**STORED DATA**
──────────

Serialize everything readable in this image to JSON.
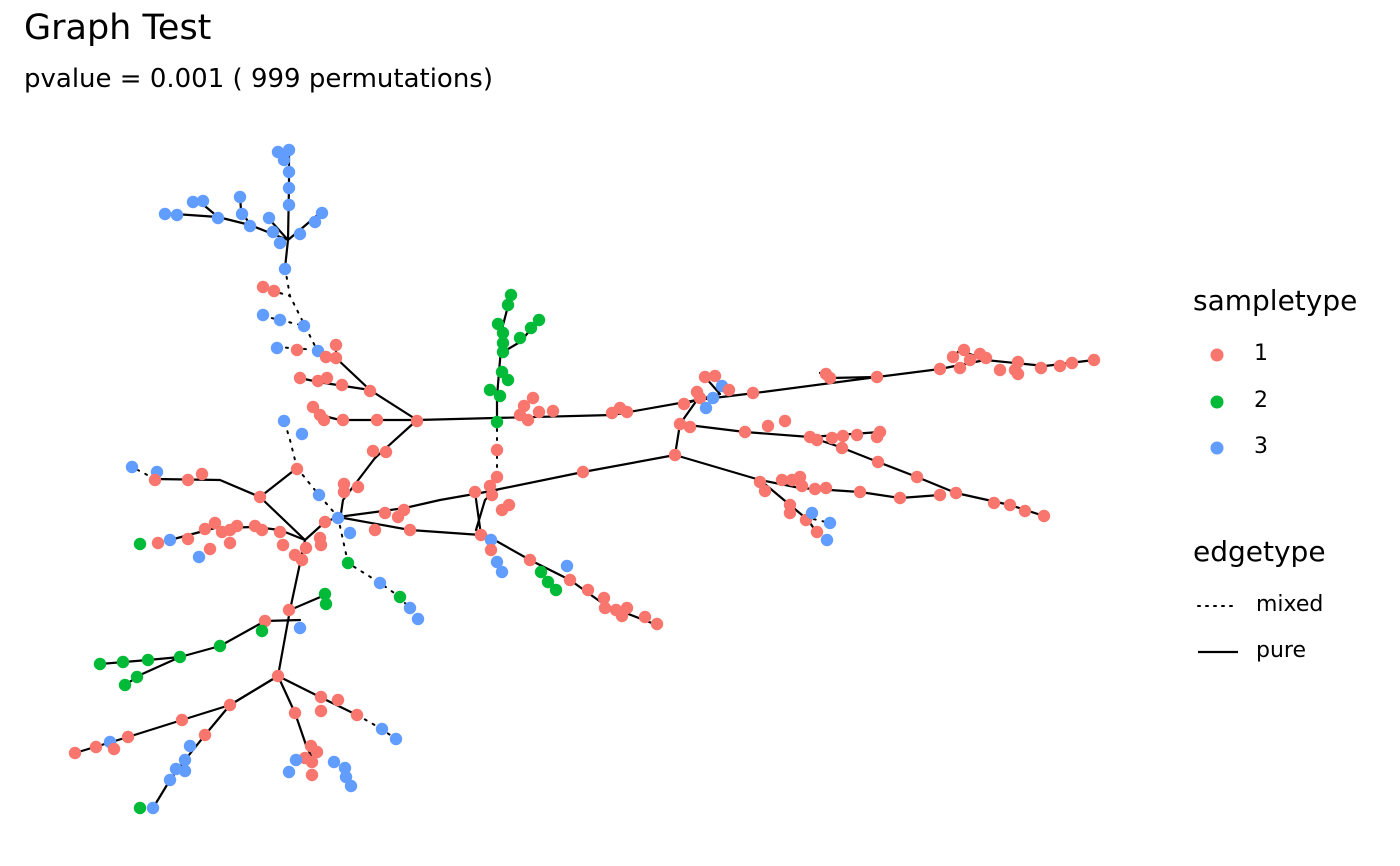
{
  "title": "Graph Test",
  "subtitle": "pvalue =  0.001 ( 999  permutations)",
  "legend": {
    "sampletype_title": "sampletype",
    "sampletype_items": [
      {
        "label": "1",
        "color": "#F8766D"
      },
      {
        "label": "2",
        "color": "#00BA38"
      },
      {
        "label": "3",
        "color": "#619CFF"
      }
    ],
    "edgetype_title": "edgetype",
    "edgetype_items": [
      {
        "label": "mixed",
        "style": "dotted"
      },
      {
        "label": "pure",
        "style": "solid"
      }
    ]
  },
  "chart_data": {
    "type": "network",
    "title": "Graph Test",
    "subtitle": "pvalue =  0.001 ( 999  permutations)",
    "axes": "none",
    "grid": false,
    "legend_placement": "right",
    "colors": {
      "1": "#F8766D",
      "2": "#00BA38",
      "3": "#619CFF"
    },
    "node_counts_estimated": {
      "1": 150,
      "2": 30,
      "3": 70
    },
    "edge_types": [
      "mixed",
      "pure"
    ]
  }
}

──────────

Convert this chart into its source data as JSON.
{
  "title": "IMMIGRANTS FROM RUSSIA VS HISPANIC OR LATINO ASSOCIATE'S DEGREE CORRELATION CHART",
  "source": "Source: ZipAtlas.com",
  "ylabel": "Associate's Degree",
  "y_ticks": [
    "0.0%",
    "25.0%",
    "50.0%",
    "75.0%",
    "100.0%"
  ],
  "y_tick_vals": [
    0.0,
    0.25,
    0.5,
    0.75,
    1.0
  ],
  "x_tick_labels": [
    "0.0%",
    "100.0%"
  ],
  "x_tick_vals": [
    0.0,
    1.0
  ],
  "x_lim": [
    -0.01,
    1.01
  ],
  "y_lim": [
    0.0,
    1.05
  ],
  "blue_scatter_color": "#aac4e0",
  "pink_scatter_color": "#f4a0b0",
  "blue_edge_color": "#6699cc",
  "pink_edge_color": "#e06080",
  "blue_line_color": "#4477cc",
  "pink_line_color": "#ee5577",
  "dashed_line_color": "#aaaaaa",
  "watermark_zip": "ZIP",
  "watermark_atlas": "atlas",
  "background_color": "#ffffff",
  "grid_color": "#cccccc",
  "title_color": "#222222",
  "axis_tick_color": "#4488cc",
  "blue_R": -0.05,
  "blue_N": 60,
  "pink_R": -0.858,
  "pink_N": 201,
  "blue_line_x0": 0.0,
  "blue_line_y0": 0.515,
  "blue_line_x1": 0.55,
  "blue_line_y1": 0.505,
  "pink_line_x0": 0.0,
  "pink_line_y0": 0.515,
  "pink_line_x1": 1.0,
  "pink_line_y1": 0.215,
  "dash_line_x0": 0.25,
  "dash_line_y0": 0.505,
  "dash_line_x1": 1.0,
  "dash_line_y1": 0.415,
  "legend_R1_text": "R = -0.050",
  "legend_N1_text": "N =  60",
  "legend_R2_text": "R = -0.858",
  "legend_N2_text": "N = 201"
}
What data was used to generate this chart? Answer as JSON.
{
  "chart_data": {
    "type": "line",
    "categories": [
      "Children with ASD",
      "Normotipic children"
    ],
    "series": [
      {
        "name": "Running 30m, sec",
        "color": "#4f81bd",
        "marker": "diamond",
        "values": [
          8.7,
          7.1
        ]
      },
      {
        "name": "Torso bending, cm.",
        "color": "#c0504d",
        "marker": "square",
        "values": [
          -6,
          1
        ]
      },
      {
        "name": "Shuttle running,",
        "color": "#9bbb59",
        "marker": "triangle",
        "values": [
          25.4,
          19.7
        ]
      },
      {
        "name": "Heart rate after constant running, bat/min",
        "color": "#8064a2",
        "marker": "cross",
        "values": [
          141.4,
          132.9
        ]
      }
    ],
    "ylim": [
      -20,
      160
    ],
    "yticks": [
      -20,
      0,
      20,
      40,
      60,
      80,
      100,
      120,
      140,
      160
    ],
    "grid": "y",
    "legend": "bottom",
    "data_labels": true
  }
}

──────────

**REQUIRED WORK**
Scan the entries above for the word "permutations" and collect each line holding it.

**FINISHED EXERCISE**
  "subtitle": "pvalue =  0.001 ( 999  permutations)",
    "subtitle": "pvalue =  0.001 ( 999  permutations)",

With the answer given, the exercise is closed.